**Contenuto dei record:**
__________
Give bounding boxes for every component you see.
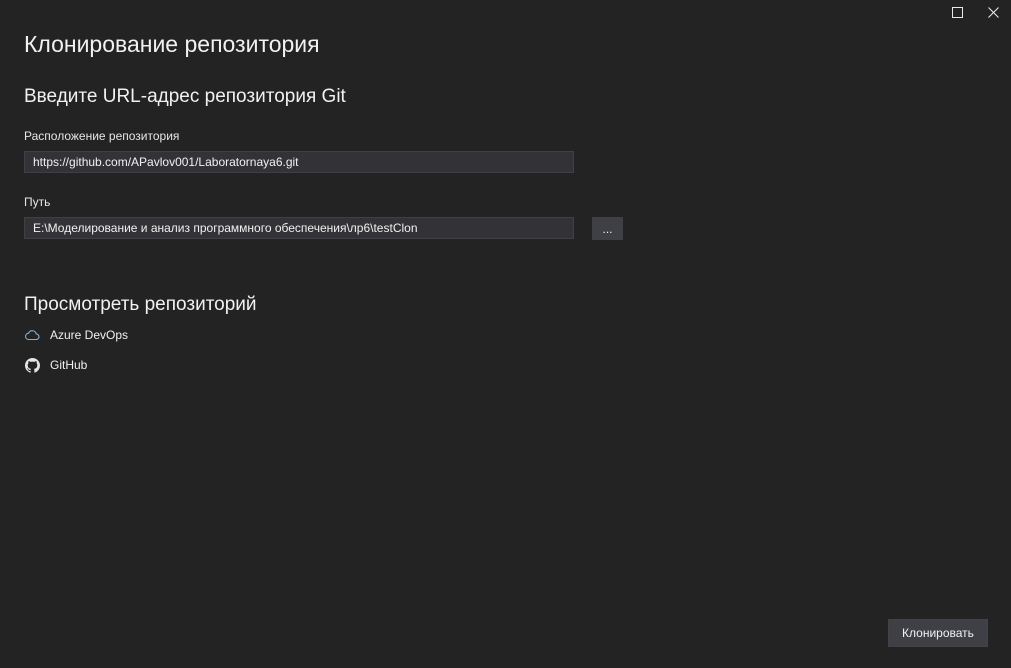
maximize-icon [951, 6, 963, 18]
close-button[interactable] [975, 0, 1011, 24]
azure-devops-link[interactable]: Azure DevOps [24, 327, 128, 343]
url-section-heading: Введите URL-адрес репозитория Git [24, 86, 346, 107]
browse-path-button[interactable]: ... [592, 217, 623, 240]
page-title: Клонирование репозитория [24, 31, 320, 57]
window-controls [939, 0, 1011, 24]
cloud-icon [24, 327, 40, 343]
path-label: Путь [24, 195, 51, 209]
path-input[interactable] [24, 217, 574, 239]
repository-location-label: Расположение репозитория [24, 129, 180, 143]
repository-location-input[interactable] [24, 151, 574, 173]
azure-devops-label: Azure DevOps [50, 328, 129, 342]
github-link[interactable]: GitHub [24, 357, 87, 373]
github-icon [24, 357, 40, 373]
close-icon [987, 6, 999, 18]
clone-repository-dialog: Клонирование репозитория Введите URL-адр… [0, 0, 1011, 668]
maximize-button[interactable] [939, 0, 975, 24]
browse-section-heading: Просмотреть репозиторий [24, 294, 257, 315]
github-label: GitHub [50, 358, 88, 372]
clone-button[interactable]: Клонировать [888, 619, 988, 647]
__________
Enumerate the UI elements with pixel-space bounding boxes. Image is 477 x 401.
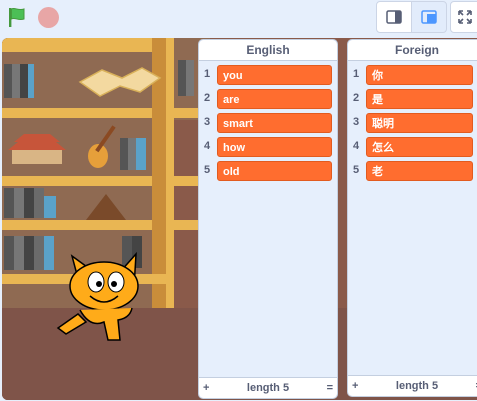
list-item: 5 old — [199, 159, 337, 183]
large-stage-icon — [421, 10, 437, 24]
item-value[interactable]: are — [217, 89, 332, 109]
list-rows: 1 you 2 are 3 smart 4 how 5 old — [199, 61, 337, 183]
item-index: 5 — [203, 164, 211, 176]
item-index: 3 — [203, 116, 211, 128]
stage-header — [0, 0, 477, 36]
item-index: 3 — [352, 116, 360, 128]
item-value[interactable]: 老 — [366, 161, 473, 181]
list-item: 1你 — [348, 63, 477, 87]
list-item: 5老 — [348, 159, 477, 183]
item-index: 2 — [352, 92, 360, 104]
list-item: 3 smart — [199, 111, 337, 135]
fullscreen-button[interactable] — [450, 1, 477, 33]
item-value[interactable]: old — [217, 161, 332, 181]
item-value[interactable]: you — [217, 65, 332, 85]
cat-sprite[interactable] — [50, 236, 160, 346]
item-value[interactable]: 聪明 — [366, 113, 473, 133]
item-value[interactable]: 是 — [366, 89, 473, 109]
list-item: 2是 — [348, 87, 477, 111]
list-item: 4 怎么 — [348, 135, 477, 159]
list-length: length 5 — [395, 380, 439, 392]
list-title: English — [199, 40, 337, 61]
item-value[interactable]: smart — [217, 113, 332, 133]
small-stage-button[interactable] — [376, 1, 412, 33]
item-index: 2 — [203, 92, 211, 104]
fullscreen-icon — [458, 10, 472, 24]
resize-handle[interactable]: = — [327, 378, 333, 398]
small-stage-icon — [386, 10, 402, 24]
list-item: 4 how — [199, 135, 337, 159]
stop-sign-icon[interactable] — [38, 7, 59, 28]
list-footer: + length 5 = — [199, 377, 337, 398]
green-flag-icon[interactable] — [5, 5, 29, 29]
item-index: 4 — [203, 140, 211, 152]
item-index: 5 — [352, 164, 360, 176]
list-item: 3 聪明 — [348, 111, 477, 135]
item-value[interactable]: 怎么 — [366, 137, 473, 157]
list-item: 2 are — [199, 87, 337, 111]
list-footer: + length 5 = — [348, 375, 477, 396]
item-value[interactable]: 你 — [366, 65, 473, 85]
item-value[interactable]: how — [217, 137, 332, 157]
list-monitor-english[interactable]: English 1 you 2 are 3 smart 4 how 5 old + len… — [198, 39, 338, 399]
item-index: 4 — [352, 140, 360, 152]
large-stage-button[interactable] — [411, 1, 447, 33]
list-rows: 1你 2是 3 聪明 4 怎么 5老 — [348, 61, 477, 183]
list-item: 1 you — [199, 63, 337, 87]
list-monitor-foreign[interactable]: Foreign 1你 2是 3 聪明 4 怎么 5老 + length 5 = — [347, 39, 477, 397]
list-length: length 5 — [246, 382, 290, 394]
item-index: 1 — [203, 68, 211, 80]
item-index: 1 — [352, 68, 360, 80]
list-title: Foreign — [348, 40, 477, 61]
__________
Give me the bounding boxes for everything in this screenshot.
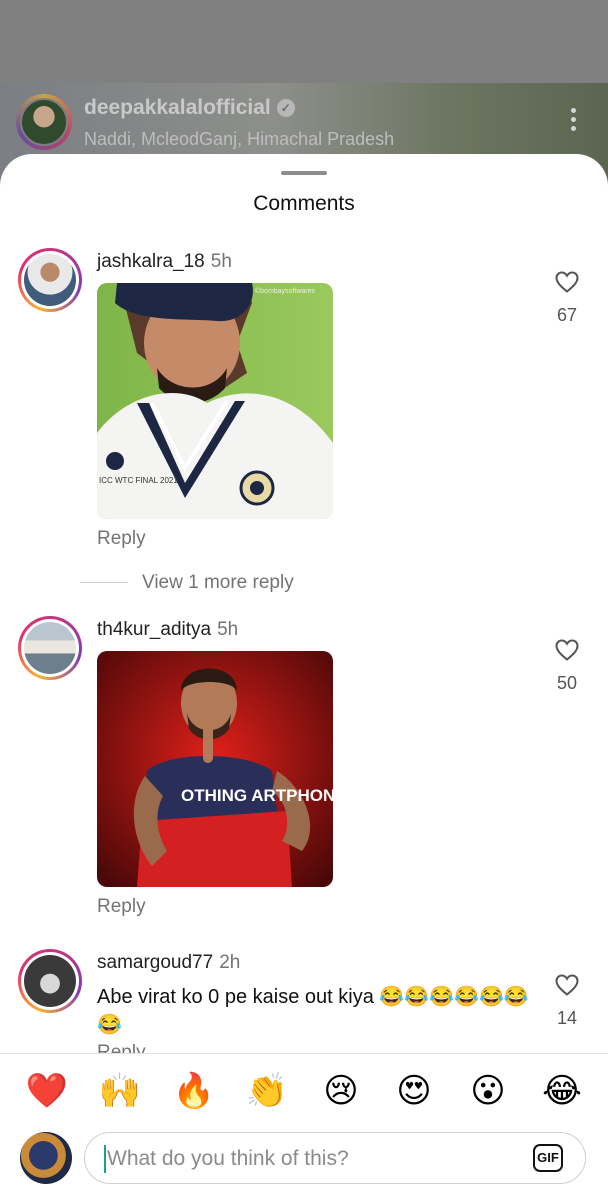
__________
**Il tuo compito:** Ricopia parola per parola i record dalla riga che contiene "Give bounding boxes" fino alla riga che contiene "path-input[interactable] [24, 217, 574, 239]", includendo entrambe. Nella risposta tralascia le immagini.

**Risposta scritta:**
Give bounding boxes for every component you see.
maximize-icon [951, 6, 963, 18]
close-button[interactable] [975, 0, 1011, 24]
azure-devops-link[interactable]: Azure DevOps [24, 327, 128, 343]
url-section-heading: Введите URL-адрес репозитория Git [24, 86, 346, 107]
browse-path-button[interactable]: ... [592, 217, 623, 240]
page-title: Клонирование репозитория [24, 31, 320, 57]
window-controls [939, 0, 1011, 24]
cloud-icon [24, 327, 40, 343]
path-label: Путь [24, 195, 51, 209]
path-input[interactable] [24, 217, 574, 239]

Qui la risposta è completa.